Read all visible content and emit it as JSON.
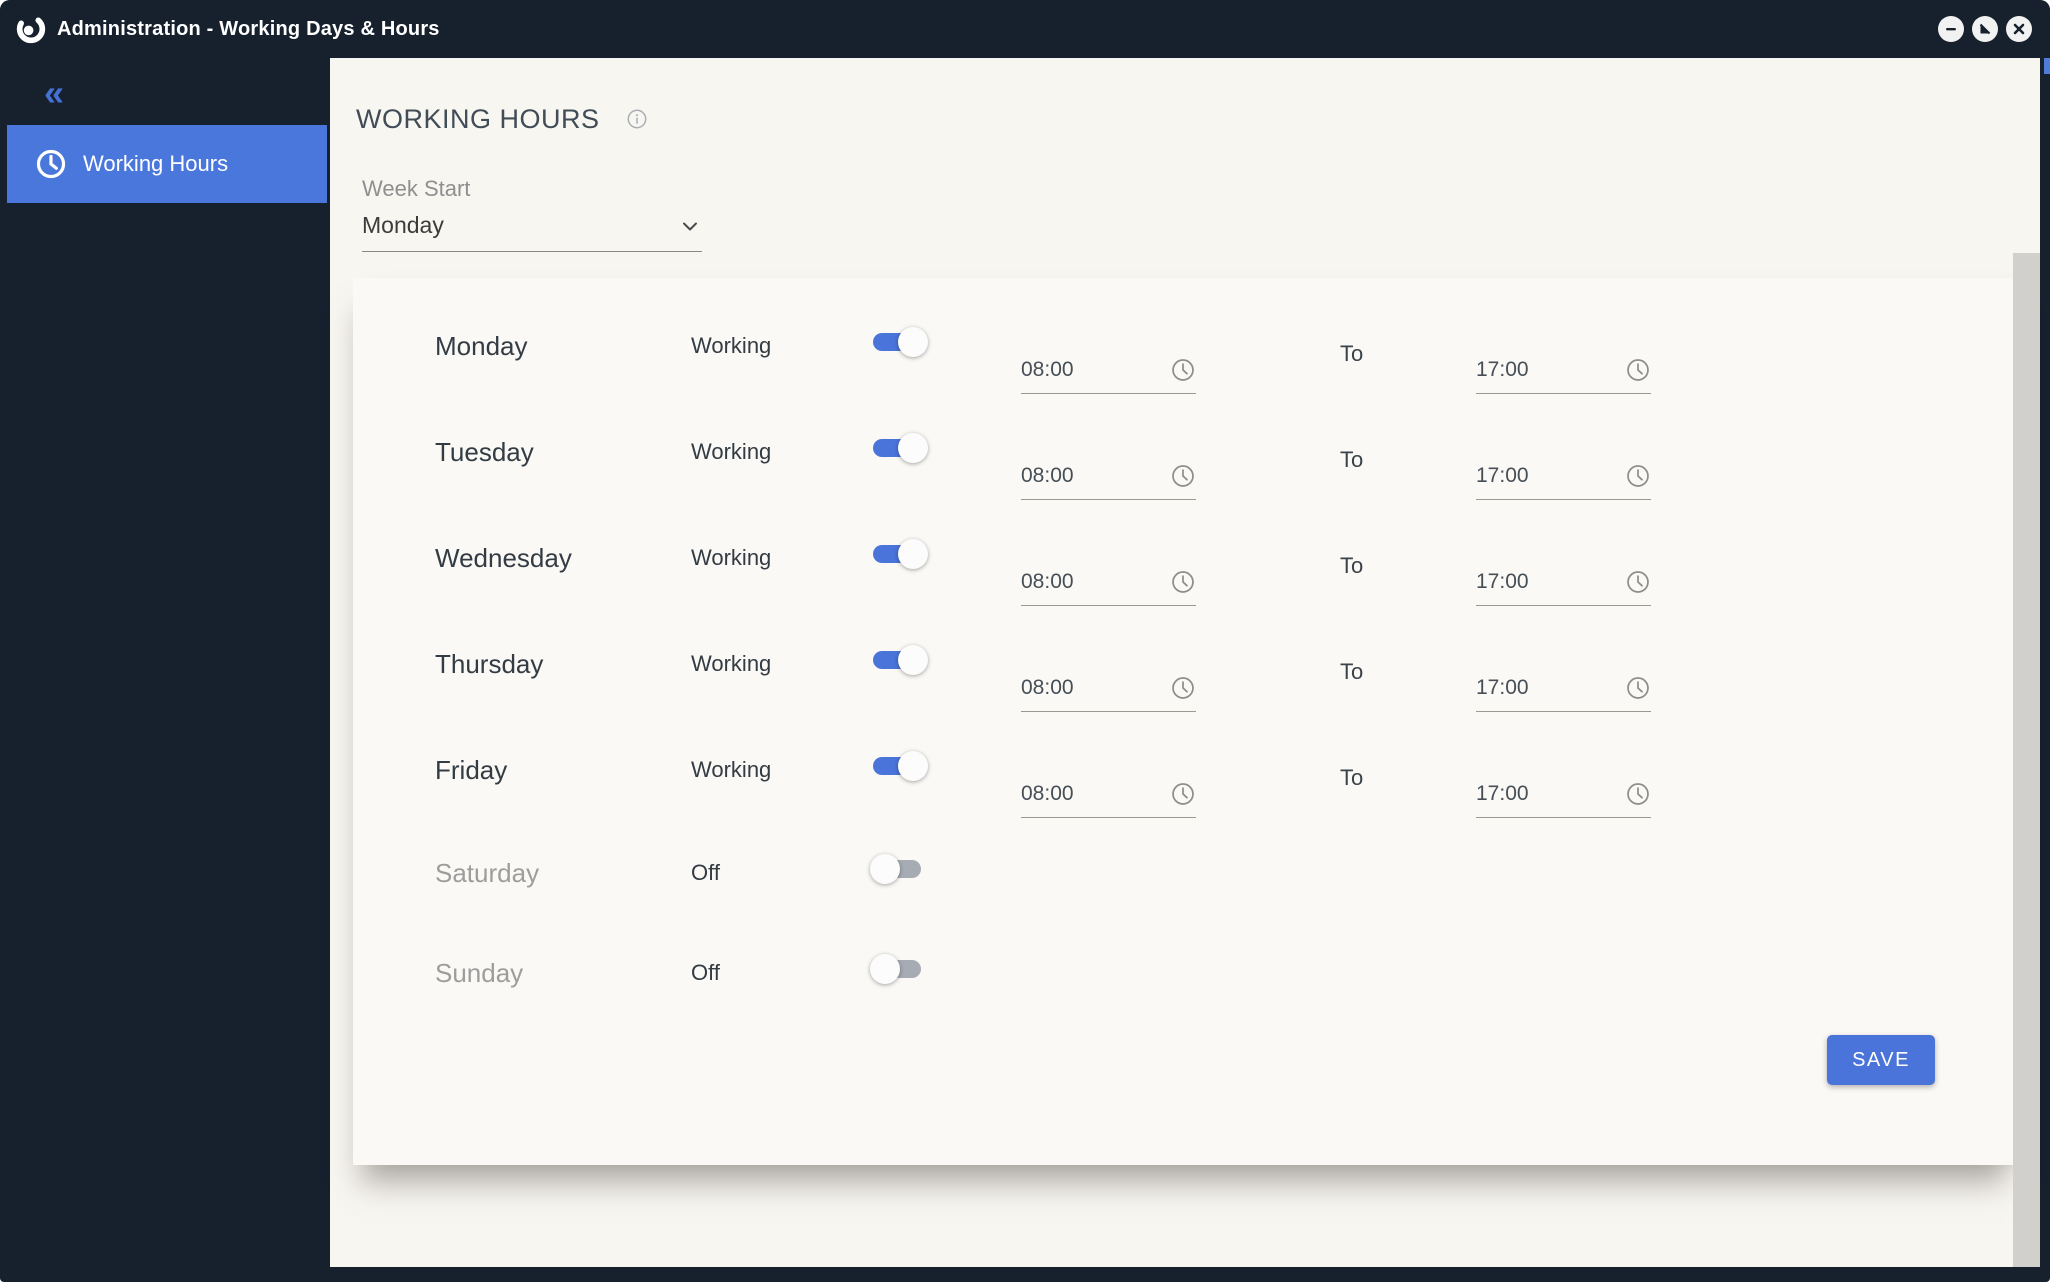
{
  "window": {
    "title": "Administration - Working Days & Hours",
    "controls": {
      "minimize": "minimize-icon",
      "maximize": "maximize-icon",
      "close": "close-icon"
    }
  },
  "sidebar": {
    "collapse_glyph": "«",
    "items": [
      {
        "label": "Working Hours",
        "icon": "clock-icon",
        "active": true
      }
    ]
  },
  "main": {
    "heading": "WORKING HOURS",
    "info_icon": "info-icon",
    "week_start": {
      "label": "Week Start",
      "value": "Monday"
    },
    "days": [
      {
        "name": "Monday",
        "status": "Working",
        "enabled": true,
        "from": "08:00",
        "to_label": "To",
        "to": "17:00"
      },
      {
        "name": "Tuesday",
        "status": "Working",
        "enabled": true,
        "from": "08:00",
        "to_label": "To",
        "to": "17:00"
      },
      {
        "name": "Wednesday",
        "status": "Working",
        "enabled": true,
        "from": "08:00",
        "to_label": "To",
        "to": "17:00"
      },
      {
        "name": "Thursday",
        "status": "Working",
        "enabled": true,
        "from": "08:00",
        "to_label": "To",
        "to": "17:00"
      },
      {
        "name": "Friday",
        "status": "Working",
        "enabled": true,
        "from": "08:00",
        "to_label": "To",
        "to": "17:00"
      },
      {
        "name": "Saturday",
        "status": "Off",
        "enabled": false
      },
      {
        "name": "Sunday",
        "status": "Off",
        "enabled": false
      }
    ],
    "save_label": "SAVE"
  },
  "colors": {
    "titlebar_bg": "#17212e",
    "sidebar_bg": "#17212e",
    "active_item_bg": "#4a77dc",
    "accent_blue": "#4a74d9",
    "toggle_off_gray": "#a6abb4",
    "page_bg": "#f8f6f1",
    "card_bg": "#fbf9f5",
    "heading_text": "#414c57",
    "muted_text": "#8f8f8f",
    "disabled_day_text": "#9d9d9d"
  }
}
────────────────
Each record must be quoted in full and exactly. Do not include the pictures.

Read all visible content and emit it as JSON.
{
  "window": {
    "title": "Administration - Working Days & Hours",
    "controls": {
      "minimize": "minimize-icon",
      "maximize": "maximize-icon",
      "close": "close-icon"
    }
  },
  "sidebar": {
    "collapse_glyph": "«",
    "items": [
      {
        "label": "Working Hours",
        "icon": "clock-icon",
        "active": true
      }
    ]
  },
  "main": {
    "heading": "WORKING HOURS",
    "info_icon": "info-icon",
    "week_start": {
      "label": "Week Start",
      "value": "Monday"
    },
    "days": [
      {
        "name": "Monday",
        "status": "Working",
        "enabled": true,
        "from": "08:00",
        "to_label": "To",
        "to": "17:00"
      },
      {
        "name": "Tuesday",
        "status": "Working",
        "enabled": true,
        "from": "08:00",
        "to_label": "To",
        "to": "17:00"
      },
      {
        "name": "Wednesday",
        "status": "Working",
        "enabled": true,
        "from": "08:00",
        "to_label": "To",
        "to": "17:00"
      },
      {
        "name": "Thursday",
        "status": "Working",
        "enabled": true,
        "from": "08:00",
        "to_label": "To",
        "to": "17:00"
      },
      {
        "name": "Friday",
        "status": "Working",
        "enabled": true,
        "from": "08:00",
        "to_label": "To",
        "to": "17:00"
      },
      {
        "name": "Saturday",
        "status": "Off",
        "enabled": false
      },
      {
        "name": "Sunday",
        "status": "Off",
        "enabled": false
      }
    ],
    "save_label": "SAVE"
  },
  "colors": {
    "titlebar_bg": "#17212e",
    "sidebar_bg": "#17212e",
    "active_item_bg": "#4a77dc",
    "accent_blue": "#4a74d9",
    "toggle_off_gray": "#a6abb4",
    "page_bg": "#f8f6f1",
    "card_bg": "#fbf9f5",
    "heading_text": "#414c57",
    "muted_text": "#8f8f8f",
    "disabled_day_text": "#9d9d9d"
  }
}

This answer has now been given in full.